-- GIVEN EXERCISE --
Pick out each line containing the string "malam" and copy it.

-- RECORDS SHOWN --
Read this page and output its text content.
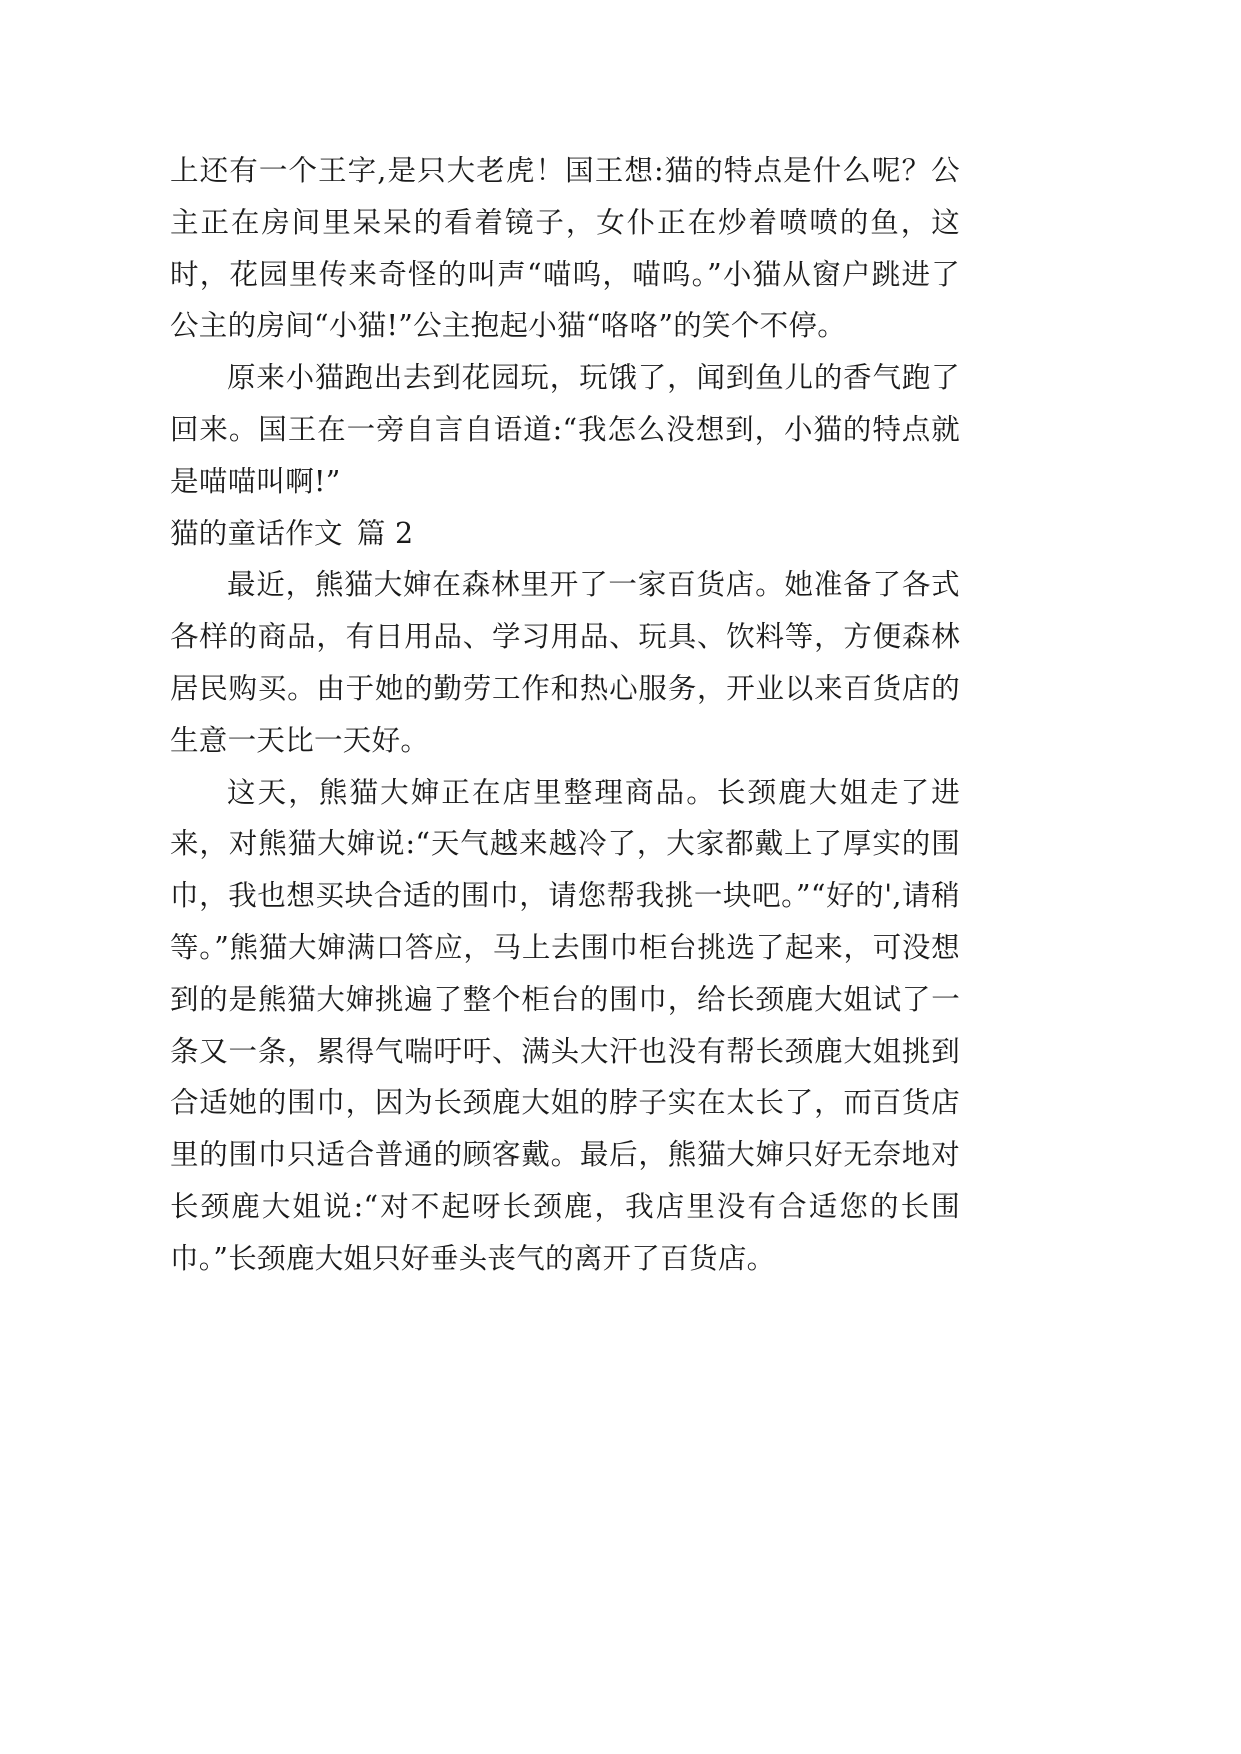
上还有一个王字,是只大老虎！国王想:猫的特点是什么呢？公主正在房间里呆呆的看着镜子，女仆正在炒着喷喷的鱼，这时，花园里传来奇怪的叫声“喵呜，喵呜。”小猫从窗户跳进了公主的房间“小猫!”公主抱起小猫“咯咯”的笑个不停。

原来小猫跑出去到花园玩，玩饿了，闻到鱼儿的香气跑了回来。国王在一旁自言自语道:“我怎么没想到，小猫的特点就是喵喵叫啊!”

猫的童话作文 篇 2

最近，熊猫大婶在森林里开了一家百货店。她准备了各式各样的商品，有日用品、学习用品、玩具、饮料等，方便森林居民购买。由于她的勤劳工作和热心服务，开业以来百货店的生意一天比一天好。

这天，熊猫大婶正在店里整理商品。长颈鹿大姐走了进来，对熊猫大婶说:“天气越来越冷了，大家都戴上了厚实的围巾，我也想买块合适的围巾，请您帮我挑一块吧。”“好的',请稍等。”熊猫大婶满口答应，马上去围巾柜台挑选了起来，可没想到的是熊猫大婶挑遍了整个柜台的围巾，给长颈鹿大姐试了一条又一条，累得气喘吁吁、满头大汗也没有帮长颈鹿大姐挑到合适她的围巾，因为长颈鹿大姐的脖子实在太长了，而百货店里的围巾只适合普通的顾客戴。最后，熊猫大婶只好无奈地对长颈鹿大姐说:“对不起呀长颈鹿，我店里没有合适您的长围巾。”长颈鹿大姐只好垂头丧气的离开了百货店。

* * *

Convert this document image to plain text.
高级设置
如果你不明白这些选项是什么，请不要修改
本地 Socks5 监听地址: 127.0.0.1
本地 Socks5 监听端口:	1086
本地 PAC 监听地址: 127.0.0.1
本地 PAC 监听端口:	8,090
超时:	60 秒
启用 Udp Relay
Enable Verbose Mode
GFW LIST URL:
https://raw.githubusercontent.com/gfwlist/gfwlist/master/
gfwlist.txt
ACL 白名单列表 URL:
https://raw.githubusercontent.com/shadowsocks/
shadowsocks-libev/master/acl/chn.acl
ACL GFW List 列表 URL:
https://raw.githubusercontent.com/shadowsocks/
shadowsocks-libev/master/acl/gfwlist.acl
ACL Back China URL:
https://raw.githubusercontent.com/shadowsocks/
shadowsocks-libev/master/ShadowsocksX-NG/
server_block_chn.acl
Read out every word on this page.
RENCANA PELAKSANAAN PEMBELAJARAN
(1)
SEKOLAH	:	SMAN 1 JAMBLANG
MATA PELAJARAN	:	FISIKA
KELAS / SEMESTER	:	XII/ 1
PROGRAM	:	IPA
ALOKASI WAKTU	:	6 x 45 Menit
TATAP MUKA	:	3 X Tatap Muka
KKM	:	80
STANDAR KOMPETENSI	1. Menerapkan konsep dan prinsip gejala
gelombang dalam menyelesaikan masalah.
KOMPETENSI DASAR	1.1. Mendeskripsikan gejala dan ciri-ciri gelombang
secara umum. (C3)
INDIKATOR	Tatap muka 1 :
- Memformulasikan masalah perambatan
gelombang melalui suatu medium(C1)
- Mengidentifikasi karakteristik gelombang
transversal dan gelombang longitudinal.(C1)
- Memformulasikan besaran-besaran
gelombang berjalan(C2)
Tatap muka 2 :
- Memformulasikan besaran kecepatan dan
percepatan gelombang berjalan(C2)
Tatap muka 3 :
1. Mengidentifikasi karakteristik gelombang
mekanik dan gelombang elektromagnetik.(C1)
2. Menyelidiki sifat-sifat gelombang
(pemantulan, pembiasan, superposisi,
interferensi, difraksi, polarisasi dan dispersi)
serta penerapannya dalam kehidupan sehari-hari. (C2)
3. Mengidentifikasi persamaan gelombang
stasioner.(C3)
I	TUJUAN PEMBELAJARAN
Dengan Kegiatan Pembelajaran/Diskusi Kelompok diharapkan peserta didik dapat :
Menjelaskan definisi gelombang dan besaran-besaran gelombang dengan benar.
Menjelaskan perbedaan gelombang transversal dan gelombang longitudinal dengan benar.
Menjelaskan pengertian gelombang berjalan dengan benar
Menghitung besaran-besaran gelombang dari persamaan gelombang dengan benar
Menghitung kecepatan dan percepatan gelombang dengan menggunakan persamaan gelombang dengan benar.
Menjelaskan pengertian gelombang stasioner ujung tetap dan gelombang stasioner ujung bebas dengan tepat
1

--

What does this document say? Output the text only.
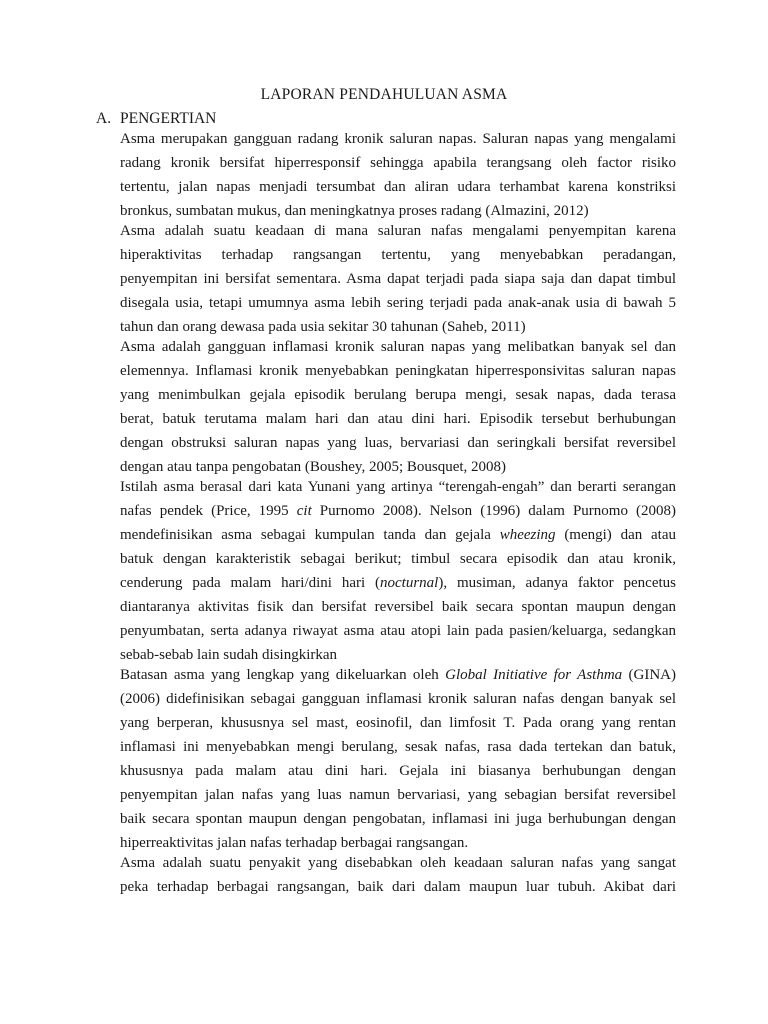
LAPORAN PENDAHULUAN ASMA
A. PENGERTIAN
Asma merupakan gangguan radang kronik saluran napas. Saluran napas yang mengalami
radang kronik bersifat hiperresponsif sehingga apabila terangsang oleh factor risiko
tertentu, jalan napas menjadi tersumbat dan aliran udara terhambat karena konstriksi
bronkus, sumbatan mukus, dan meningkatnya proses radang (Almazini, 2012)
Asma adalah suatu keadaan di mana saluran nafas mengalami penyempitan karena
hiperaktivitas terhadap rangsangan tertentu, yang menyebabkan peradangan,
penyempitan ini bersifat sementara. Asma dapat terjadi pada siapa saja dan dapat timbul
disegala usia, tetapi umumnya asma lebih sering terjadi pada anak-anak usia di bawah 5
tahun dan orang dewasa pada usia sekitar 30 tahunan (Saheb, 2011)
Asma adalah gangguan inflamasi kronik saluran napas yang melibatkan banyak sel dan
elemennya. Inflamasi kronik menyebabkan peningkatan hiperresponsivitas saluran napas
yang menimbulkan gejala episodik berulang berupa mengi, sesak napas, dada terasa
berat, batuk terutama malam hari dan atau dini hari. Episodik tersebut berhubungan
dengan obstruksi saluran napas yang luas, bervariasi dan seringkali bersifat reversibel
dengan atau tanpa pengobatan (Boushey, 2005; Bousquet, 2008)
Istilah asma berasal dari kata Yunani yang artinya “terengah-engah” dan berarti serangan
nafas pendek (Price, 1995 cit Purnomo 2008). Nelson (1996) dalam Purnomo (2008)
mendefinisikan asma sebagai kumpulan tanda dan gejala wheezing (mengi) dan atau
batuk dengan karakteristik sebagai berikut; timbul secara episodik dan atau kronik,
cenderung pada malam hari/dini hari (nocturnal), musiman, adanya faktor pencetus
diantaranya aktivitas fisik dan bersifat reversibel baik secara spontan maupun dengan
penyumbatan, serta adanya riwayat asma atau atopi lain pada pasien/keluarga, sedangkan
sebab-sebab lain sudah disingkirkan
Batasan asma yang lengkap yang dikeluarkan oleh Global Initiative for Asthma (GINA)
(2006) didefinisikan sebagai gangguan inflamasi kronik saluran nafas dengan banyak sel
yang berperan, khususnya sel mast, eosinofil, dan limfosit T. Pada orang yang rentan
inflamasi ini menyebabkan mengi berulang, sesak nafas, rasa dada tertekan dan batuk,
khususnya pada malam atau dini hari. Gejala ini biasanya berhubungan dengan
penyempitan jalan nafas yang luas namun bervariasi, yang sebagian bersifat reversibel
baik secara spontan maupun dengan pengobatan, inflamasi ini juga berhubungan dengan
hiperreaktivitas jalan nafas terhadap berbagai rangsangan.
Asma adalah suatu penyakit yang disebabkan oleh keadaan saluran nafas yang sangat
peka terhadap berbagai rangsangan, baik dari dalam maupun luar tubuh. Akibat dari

-- SOLUTION FOR THIS PROBLEM --
berat, batuk terutama malam hari dan atau dini hari. Episodik tersebut berhubungan
cenderung pada malam hari/dini hari (nocturnal), musiman, adanya faktor pencetus
khususnya pada malam atau dini hari. Gejala ini biasanya berhubungan dengan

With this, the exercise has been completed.